**DATA FOR THIS EXERCISE:**
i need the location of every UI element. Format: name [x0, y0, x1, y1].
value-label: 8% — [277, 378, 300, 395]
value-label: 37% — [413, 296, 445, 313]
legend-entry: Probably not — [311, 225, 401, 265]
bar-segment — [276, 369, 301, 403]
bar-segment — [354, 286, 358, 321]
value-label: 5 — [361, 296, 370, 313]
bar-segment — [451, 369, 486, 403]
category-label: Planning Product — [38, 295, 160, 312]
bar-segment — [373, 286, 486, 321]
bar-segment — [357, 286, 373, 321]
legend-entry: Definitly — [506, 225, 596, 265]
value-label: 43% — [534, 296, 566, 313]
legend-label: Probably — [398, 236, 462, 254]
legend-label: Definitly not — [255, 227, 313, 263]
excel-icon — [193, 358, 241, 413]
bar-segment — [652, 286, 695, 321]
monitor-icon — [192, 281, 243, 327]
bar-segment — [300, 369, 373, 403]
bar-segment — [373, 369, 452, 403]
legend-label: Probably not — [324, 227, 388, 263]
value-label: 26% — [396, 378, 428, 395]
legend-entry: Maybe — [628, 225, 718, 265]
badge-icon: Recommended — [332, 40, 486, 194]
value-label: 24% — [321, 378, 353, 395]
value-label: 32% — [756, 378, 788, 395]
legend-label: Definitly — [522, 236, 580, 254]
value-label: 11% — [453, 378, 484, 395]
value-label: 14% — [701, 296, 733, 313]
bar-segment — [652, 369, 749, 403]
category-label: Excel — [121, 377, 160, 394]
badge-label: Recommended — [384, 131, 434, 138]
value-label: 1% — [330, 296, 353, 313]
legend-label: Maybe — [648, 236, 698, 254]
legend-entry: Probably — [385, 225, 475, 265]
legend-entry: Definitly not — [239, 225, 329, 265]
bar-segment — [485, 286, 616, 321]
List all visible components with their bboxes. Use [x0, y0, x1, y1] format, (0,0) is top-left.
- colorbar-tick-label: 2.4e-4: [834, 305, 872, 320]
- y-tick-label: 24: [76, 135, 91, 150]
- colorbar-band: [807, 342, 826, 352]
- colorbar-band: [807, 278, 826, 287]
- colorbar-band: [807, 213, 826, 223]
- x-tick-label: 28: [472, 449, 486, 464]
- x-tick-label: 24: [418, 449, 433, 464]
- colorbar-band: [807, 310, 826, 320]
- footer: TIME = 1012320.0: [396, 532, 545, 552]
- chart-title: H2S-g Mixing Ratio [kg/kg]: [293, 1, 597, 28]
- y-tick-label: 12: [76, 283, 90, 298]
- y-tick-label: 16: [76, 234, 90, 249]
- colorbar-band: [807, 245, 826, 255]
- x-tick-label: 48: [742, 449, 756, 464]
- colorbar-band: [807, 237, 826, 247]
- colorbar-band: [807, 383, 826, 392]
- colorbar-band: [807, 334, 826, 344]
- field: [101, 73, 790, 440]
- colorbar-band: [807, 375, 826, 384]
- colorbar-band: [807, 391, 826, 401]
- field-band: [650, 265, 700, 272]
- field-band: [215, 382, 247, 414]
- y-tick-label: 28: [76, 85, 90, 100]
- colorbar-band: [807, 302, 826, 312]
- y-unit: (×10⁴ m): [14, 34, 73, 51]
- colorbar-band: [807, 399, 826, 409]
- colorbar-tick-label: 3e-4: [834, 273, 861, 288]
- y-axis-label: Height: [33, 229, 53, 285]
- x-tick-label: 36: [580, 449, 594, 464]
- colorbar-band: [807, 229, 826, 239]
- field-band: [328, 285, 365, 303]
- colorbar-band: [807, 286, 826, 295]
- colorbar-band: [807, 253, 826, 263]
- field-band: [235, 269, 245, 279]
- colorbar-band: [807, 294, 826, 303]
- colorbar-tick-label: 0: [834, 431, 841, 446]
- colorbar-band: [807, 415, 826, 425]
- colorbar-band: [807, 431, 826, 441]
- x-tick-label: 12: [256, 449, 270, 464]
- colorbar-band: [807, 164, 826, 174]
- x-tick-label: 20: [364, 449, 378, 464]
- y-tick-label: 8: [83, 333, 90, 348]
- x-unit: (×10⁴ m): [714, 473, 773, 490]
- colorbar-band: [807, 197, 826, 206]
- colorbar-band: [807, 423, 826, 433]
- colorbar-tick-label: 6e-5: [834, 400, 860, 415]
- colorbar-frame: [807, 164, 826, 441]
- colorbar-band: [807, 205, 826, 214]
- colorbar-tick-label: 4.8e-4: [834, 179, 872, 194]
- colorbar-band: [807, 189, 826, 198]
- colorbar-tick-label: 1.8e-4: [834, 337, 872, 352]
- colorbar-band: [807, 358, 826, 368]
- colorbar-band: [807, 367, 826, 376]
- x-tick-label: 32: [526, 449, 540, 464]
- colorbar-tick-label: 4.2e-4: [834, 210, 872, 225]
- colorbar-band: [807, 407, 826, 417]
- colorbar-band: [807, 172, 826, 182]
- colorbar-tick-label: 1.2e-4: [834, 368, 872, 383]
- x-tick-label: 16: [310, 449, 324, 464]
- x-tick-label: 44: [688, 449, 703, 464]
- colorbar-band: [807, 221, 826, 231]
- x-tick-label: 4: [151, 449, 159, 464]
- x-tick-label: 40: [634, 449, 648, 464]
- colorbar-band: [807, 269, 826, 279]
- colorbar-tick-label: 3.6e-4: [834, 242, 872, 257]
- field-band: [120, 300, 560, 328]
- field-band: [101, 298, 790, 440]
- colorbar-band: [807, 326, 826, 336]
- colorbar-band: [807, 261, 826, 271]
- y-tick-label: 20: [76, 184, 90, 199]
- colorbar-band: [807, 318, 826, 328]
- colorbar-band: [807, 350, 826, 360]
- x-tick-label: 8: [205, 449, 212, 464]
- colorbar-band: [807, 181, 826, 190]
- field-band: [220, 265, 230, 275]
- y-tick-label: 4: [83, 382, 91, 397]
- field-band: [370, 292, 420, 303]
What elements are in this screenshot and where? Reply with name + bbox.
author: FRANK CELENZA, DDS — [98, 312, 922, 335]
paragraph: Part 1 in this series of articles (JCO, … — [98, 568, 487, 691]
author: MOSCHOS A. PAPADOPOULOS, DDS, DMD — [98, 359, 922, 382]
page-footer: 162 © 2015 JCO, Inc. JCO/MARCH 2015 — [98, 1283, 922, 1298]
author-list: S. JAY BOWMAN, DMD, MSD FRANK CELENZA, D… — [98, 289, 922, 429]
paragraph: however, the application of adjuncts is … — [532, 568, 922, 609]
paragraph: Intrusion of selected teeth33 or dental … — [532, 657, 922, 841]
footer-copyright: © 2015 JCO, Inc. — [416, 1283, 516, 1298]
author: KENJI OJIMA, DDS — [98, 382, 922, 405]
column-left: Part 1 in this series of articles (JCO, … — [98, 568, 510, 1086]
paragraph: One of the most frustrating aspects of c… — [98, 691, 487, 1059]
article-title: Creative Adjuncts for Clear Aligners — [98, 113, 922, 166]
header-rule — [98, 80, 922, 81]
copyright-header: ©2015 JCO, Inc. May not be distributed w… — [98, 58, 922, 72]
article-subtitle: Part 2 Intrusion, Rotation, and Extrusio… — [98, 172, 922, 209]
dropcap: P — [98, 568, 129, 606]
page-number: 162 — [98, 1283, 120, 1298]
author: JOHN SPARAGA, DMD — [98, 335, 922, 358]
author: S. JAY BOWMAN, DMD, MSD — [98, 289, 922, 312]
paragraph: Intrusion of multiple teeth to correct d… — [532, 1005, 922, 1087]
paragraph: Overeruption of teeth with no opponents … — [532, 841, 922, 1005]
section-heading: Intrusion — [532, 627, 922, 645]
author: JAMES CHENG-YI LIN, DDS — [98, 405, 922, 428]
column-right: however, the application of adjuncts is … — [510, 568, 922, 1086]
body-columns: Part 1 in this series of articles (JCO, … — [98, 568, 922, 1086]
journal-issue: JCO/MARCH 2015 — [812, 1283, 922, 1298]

**GIVEN TASK:**
Copy out each line of the items above that contains the string "BOWMAN". Uppercase and lowercase letters count as different.

**FULL OUTPUT:**
author-list: S. JAY BOWMAN, DMD, MSD FRANK CELENZA, D… — [98, 289, 922, 429]
author: S. JAY BOWMAN, DMD, MSD — [98, 289, 922, 312]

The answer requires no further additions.